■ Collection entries
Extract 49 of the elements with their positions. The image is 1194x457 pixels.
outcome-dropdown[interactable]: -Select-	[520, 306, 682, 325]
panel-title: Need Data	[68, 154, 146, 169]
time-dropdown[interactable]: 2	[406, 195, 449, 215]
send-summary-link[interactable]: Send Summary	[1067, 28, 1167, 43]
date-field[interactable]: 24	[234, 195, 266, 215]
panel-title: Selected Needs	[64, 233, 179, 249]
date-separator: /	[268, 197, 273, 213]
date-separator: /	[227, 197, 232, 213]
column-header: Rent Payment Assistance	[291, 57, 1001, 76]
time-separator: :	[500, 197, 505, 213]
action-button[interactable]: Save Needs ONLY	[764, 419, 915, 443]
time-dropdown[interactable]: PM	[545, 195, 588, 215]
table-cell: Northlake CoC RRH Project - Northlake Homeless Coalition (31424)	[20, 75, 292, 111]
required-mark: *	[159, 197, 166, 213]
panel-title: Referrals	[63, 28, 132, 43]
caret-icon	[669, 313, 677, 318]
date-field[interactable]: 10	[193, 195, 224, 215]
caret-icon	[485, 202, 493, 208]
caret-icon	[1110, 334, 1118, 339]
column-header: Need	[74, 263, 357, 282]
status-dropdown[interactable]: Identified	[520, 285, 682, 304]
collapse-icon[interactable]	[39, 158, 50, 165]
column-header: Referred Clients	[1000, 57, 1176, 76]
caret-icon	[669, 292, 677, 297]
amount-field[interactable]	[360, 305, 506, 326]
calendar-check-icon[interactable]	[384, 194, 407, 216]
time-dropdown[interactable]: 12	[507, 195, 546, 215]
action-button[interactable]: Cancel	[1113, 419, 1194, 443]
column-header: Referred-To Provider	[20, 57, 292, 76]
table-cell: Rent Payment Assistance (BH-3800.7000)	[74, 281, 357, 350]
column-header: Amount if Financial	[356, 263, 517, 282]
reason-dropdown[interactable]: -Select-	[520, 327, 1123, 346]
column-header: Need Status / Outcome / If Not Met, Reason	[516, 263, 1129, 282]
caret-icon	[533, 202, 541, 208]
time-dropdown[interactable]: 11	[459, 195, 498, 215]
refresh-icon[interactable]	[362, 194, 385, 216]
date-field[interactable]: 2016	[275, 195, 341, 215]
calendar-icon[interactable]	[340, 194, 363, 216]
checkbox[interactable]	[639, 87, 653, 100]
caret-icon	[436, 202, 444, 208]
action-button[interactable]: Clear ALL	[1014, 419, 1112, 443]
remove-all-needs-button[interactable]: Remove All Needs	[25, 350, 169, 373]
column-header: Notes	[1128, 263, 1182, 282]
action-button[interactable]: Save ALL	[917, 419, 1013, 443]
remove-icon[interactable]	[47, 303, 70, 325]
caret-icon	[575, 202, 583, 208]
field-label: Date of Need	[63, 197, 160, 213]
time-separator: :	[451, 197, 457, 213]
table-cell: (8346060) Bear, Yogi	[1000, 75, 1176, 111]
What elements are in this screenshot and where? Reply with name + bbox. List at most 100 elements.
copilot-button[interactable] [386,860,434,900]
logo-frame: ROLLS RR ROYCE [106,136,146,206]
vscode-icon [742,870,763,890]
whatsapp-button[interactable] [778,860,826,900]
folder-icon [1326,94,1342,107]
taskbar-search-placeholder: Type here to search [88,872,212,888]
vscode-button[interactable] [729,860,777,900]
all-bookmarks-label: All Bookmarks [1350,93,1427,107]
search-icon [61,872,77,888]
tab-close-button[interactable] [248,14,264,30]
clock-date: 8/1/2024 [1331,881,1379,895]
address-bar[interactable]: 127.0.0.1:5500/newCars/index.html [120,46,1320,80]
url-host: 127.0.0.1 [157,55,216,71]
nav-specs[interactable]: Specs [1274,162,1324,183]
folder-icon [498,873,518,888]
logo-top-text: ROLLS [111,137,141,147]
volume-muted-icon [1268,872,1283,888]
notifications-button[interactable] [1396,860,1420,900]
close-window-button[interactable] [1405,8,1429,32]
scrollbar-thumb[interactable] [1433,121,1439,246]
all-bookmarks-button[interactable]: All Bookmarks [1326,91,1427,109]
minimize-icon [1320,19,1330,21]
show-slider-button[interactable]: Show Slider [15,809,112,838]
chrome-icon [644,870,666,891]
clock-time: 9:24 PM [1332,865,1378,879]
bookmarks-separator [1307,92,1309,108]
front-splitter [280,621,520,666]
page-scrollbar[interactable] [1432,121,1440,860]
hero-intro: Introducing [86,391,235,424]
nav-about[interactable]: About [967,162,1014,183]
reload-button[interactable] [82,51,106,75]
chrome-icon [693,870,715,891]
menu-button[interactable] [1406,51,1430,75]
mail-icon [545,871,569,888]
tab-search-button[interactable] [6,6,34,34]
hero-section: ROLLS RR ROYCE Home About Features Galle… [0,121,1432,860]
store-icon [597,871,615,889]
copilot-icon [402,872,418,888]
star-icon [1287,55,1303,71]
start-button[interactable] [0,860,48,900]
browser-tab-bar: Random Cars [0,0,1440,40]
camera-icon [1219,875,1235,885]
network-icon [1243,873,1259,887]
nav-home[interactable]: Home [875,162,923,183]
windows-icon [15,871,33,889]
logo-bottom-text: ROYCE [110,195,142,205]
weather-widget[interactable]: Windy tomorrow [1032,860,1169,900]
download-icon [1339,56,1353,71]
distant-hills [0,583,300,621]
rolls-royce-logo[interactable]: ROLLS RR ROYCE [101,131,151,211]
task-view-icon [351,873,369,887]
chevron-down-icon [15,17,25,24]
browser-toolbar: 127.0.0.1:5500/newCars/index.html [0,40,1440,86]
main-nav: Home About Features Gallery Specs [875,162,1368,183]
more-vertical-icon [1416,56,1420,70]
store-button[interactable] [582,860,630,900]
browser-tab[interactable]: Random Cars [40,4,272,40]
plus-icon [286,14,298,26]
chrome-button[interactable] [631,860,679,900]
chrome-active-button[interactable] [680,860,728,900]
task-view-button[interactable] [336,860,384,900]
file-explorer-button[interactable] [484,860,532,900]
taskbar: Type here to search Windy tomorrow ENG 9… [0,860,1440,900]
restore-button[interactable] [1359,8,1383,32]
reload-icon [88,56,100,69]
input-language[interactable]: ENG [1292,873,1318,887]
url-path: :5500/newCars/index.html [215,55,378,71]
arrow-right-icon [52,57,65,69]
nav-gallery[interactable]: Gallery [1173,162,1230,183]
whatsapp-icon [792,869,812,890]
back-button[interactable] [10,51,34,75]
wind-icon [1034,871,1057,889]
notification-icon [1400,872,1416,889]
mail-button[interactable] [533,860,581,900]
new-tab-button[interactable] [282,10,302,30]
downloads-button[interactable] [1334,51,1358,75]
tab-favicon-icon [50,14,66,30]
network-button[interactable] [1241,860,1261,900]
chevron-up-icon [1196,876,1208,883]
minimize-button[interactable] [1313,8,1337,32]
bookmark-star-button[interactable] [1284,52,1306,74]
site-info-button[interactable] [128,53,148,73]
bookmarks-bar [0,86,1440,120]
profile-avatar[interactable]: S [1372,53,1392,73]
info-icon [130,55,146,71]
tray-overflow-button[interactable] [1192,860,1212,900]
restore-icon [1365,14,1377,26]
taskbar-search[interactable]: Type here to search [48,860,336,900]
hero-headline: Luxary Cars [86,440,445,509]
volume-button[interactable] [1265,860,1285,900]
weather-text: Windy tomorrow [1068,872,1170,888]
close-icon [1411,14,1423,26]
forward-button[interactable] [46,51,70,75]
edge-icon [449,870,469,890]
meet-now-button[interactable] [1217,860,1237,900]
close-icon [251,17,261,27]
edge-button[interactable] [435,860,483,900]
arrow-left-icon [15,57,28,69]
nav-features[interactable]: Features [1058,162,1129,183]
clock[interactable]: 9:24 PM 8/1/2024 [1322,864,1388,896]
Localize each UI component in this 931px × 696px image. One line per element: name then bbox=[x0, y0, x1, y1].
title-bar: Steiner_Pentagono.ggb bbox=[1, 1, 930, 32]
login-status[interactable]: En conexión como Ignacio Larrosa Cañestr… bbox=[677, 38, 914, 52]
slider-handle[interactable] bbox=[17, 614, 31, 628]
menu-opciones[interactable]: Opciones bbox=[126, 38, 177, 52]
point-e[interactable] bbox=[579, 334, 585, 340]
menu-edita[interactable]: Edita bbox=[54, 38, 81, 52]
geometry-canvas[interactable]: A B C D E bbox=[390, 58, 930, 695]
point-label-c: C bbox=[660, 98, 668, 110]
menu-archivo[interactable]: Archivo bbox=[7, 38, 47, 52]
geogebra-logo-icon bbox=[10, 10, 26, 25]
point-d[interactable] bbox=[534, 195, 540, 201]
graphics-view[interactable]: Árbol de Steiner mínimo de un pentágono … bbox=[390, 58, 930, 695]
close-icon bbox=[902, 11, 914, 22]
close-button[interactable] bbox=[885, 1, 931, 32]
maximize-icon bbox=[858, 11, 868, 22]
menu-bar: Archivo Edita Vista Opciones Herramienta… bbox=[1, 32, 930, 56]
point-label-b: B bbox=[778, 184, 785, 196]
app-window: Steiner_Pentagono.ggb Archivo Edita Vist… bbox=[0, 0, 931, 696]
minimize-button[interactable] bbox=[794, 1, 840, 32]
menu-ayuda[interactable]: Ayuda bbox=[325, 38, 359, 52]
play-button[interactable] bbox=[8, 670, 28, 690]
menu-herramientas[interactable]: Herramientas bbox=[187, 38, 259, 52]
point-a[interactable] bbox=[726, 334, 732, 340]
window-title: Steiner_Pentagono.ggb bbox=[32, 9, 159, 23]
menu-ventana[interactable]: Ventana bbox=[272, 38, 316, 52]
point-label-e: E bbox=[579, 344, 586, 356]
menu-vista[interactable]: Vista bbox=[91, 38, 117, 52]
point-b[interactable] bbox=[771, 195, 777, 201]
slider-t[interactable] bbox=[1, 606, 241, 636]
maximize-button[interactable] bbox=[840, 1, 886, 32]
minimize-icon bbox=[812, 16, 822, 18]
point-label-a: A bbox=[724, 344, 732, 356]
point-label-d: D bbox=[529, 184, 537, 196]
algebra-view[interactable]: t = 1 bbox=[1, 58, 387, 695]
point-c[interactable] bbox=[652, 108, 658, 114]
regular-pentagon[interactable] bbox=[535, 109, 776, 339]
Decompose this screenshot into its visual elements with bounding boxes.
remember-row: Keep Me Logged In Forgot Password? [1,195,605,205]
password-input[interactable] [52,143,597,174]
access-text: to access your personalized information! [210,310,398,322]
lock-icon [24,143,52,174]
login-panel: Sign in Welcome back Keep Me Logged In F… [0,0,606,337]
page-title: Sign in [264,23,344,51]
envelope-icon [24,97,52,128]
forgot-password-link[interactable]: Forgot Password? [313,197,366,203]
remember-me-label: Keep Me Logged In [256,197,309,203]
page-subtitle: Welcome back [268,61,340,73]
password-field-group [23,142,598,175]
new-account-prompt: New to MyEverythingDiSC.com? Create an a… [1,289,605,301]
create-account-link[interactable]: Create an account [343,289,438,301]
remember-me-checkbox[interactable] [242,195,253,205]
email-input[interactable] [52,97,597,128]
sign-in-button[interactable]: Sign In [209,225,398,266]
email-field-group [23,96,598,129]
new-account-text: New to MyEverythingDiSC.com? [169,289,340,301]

■ Prompt
Output the lines above from the first one through the line containing "195, 266, 215]", reproducing each one unchanged.

■ Reply to the task
Extract 49 of the elements with their positions. The image is 1194x457 pixels.
outcome-dropdown[interactable]: -Select-	[520, 306, 682, 325]
panel-title: Need Data	[68, 154, 146, 169]
time-dropdown[interactable]: 2	[406, 195, 449, 215]
send-summary-link[interactable]: Send Summary	[1067, 28, 1167, 43]
date-field[interactable]: 24	[234, 195, 266, 215]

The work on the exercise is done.